Tarefas
1. Copie sem mudar nada o trecho do texto da página que começa nas palavras contendo "Fotos: Reprodução" e vai até "dá amplo testemunho.".
2. De acordo com o texto da página, por que o livro envereda por todo tipo de reflexão existencial? Responda em uma a três frases.
3. Diga se cada afirmação abaixo combina com o texto da página, respondendo sim ou não e citando as palavras exatas que decidem: (a) Riobaldo conta sua vida a um homem da cidade. (b) O romance tem menos de 600 páginas. (c) Na divisão entre contadores e estilizadores de histórias, Guimarães Rosa ficaria do lado dos contadores.

Texto da página
------------------------------------

As histórias narradas por Riobaldo (agora um fazendeiro velho e cansado) deságuam numa espécie de mar épico, em pleno sertão mineiro. Nos inúmeros caminhos percorridos pelas personagens, a fauna, a flora e a geografia do centro-norte de Minas são invocadas com precisão e emoção lírica. Mais que meras descrições, a natureza e a cultura dessa região são constitutivas da vida das personagens. Não por acaso, o título refere-se a um espaço grandioso e suas diversas veredas. Mas no romance há outra região, igualmente vasta e complexa: o mundo interior, íntimo e subjetivo das personagens. “Sertão: é dentro da gente.”Ao contar sua vida a um homem da cidade, Riobaldo sonda as múltiplas faces da alma humana, a que não faltam indagações sobre questões existenciais, sociais, religiosas, políticas. A construção de personagens complexas e de uma notável arquitetura narrativa é iluminada pela linguagem, um dos astros de primeira grandeza do romance. A capacidade inventiva de Rosa transforma a fala do sertanejo em prosa poética, algo dificílimo num romance tão extenso. No sertão (e no Brasil) de “mil e uma misérias” e de “constante brutalidade”, esse romance, assim como o amor mais profundo e verdadeiro, é “um descanso na loucura”. Penso que é uma dessas raras obras literárias que, em sua complexidade e beleza, nos estimulam a refletir sobre tantas coisas de natureza íntima, até então misteriosas, e que nos causam uma emoção forte, perene. Enfim, ler esse romance colossal é uma alegria para sempre.

 

Milton Hatoum
Escritor, autor de livros como “Dois irmãos”, “Cinzas do Norte” e “A noite da espera”

 

Milton Hatoum

Fotos: Reprodução

 

 


“Os caminhos onde deságuam
tramas e encantos”

 

Ouvi certa vez de Donaldo Schüler que os narradores se distribuem em duas categorias: os contadores e os estilizadores de histórias. Ainda que não seja para tomar ao pé-da-letra, trata-se de partilha instigante, segundo a qual, como Sousândrade ou Clarice Lispector, Guimarães Rosa se poria do lado dos estilizadores. Mas não se nega que ele seja também contador de estórias, de que “Grande sertão: veredas” dá amplo testemunho.

 


Se o que de imediato chamou e chama a atenção dos leitores é a sofisticada carpintaria linguística (o que já bastaria para a consagração), ela só se realiza como um modo de narrativa apropriado para contar a estória cuja vereda principal chega ao clímax apenas nas derradeiras das mais de 600 páginas: o trânsito de Reinaldo, o menino “diferente” que Riobaldo conhece de início, a Diadorim, seu nome secreto, e, finalmente, à bela Deodorina. O subtítulo “veredas” sugere como o enredo se desdobra em percursos, uma vereda sendo isto: um caminho, em geral com alguma água, donde deságuam as tramas, as cenas, indagações, batalhas, traições, alianças e amizades – a principal sendo a atração proibida entre os dois jagunços. Como tudo é altamente estilizado, o livro envereda por todo tipo de reflexão existencial, Riobaldo (ou Rosa) revelando-se excelente aforista: “Eu quase nada não sei. Mas desconfio de muita coisa”; “Viver é muito perigoso”; “As pessoas não estão sempre iguais, ainda não foram terminadas”.

------------------------------------

Conjunto de dados
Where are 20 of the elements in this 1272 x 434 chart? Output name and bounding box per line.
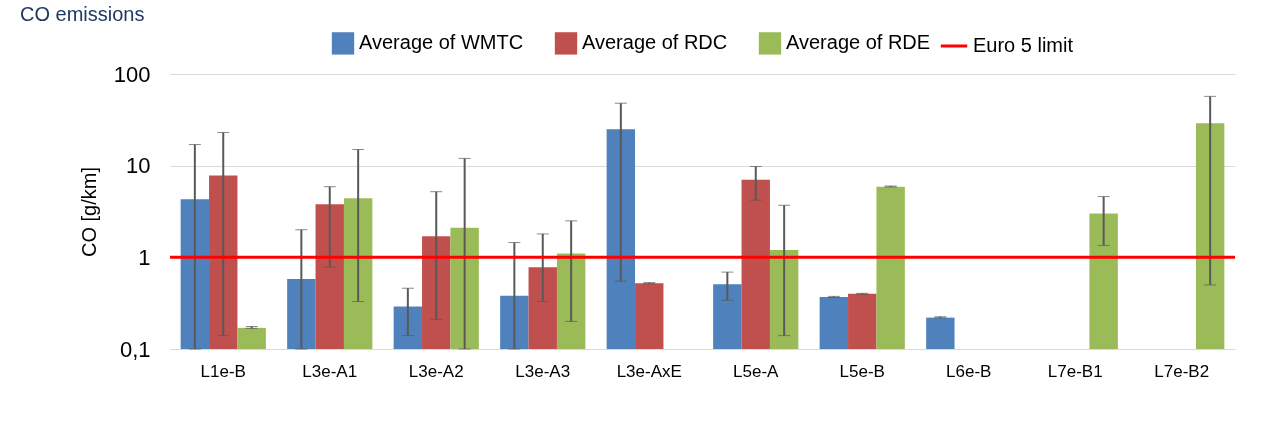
- x-tick-label: L3e-AxE: [616, 361, 682, 381]
- legend-label: Euro 5 limit: [973, 34, 1074, 56]
- x-tick-label: L5e-A: [733, 361, 780, 381]
- x-tick-label: L6e-B: [946, 361, 992, 381]
- x-tick-label: L5e-B: [839, 361, 885, 381]
- y-tick-label: 10: [126, 153, 151, 179]
- legend-label: Average of RDC: [582, 31, 728, 54]
- x-tick-label: L3e-A3: [515, 361, 571, 381]
- chart-title: CO emissions: [20, 3, 145, 25]
- y-axis-title: CO [g/km]: [77, 166, 100, 258]
- x-tick-label: L1e-B: [200, 361, 246, 381]
- y-tick-label: 100: [113, 61, 151, 87]
- x-tick-label: L3e-A2: [408, 361, 464, 381]
- x-tick-label: L7e-B2: [1154, 361, 1210, 381]
- x-tick-label: L7e-B1: [1047, 361, 1103, 381]
- x-tick-label: L3e-A1: [302, 361, 358, 381]
- y-tick-label: 0,1: [119, 336, 151, 362]
- y-tick-label: 1: [138, 244, 151, 270]
- legend-label: Average of WMTC: [359, 31, 524, 54]
- legend-label: Average of RDE: [786, 31, 931, 54]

------------------------------------

Respostas
1.
Fotos: Reprodução

 

 


“Os caminhos onde deságuam
tramas e encantos”

 

Ouvi certa vez de Donaldo Schüler que os narradores se distribuem em duas categorias: os contadores e os estilizadores de histórias. Ainda que não seja para tomar ao pé-da-letra, trata-se de partilha instigante, segundo a qual, como Sousândrade ou Clarice Lispector, Guimarães Rosa se poria do lado dos estilizadores. Mas não se nega que ele seja também contador de estórias, de que “Grande sertão: veredas” dá amplo testemunho.

2. Porque tudo no livro é altamente estilizado.

3.
(a) Sim: “Ao contar sua vida a um homem da cidade”.
(b) Não: “mais de 600 páginas”.
(c) Não: “Guimarães Rosa se poria do lado dos estilizadores”.